▶ **Instrucción escrita**:
Responde estas preguntas según el texto sobre Czesław Miłosz:
(a) ¿Hasta qué edad llegó Miłosz?
(b) ¿Qué género de prosa no valoraba muy alto?
(c) ¿Qué sistema defendía en la Polonia liberada del comunismo?

Czesław Miłosz es el lado opuesto de los jóvenes e inmortales poetas. Llegó a la edad de noventa y tres años, trabajando hasta casi el último momento, cumplió sus cometidos (seguramente no todos porque es imposible), como se suele decir, brindó la medida completa de su talento. Numerosas coronas de laureles adornaron sus sienes, incluyendo la más famosa, el premio Nobel. Era un trabajador fuera de serie, capaz e inteligente que, además de los libros de poesía, dejó una buena cantidad de obra en prosa: pocas novelas –no valoraba muy alto este género– pero varias colecciones de ensayos, entre ellas los libros tan importantes y trascendentes como El pensamiento cautivo o, menos conocido pero igual de estimulante La tierra Ulro. Tampoco despreciaba la traducción de poesía de otros idiomas; fue un traductor magnífico y excepcional de Shakespeare, Yeats, Baudelaire, de la poesía del norte y sur de América, de salmos bíblicos y cuentos. Era poeta sobre todo, siempre lo subrayaba, y esto es evidente para cualquiera que conoció su obra, pero asimismo tenía intereses puramente intelectuales, filosóficos.

Deseaba comprender todo, aceptaba o contestaba las opiniones dominantes en sus tiempos, actuaba como publicista, filósofo, adalid de ideas. Era muy sensible a lo que decía o solo susurraba el espíritu de los tiempos, obedeciéndole a veces y otras veces, discutiendo enérgicamente, y sabemos de sobra que no faltan escritores totalmente sordos al canto de zeitgeist. En Polonia, liberada del comunismo, era una gran autoridad tanto artística como política; defendía el sistema democrático liberal mucho más cercano de la izquierda que el la derecha, al mismo tiempo sorprendía a muchos con la profundidad de sus convicciones religiosas. No era para nada una combinación evidente, ni para los representantes de la izquierda, ni para la gente unida a la religión. No lo era y no lo es.

▶ **Filas**:

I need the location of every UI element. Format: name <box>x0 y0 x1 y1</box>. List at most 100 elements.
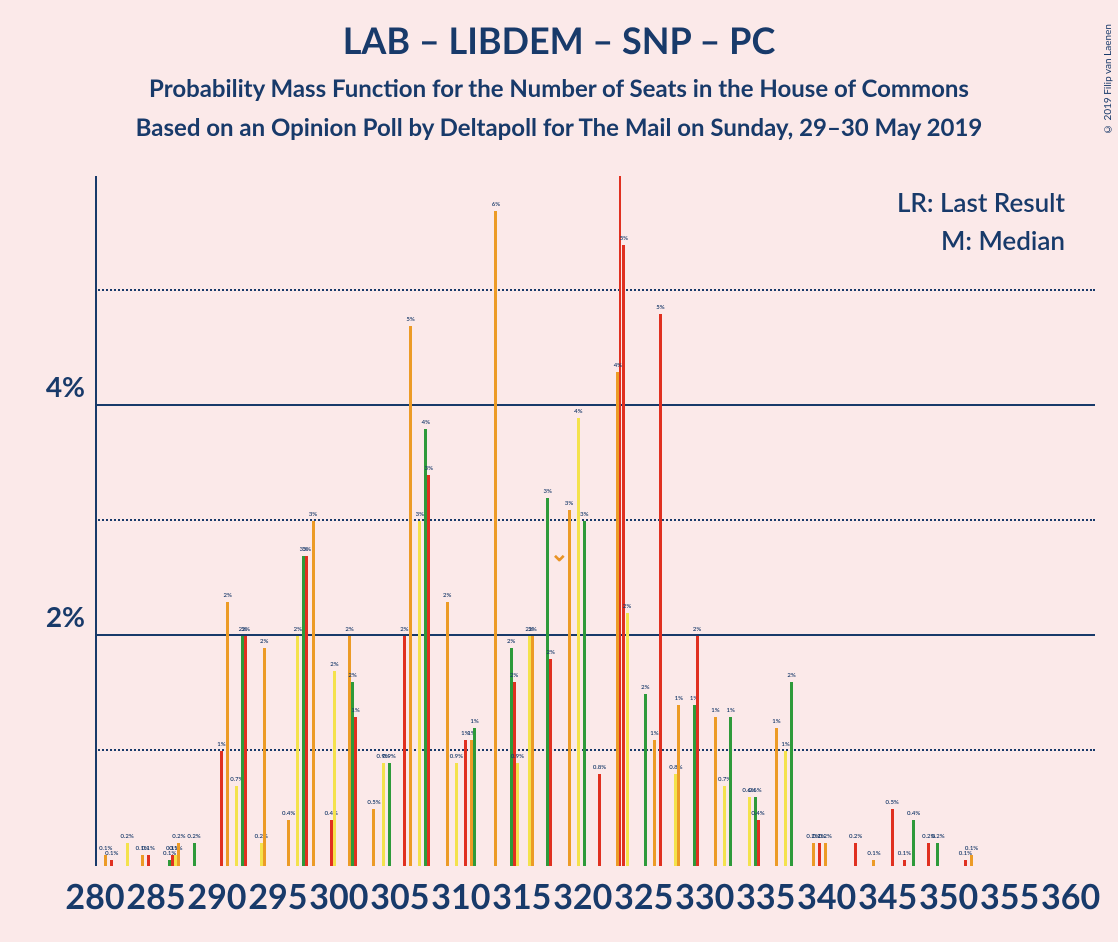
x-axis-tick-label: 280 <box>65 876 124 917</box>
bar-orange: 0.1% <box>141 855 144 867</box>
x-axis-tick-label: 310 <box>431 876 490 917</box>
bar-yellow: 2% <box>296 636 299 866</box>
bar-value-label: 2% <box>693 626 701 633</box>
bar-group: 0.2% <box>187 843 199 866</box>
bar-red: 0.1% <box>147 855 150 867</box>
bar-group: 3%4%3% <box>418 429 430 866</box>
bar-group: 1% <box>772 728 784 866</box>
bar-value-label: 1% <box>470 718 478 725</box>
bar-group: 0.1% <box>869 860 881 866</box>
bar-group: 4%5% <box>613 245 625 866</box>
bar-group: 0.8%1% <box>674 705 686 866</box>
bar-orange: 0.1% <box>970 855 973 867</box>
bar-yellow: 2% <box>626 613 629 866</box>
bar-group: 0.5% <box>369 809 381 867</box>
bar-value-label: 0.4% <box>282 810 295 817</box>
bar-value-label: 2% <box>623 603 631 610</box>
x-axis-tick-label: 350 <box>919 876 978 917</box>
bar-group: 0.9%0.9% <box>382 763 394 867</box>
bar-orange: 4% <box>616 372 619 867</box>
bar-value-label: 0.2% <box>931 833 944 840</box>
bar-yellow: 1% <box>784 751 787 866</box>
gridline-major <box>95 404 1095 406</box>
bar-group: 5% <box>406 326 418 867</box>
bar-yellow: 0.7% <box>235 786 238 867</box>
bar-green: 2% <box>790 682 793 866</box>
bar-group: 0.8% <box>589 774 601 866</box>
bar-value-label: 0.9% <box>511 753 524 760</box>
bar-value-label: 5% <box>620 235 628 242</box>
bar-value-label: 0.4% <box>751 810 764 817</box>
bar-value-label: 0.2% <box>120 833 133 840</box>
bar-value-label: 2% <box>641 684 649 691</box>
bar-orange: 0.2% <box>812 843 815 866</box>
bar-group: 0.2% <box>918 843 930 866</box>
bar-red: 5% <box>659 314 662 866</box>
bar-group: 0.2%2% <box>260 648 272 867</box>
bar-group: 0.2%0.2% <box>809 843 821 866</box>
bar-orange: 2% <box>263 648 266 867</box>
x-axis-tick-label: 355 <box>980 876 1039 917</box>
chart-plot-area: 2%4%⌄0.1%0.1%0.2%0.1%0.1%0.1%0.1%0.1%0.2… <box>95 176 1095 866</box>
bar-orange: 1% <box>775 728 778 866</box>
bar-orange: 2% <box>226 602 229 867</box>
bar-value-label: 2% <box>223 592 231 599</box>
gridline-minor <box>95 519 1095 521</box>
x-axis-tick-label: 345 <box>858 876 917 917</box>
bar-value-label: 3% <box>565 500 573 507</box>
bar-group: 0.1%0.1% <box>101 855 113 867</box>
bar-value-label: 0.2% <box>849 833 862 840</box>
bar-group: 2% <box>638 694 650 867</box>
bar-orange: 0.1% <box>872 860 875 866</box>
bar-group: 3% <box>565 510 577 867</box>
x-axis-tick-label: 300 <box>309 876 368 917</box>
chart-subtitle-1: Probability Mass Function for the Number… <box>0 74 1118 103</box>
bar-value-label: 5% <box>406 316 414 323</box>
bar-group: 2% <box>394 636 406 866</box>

▶ **Respuesta**:
(a) Hasta los noventa y tres años.
(b) La novela.
(c) El sistema democrático liberal.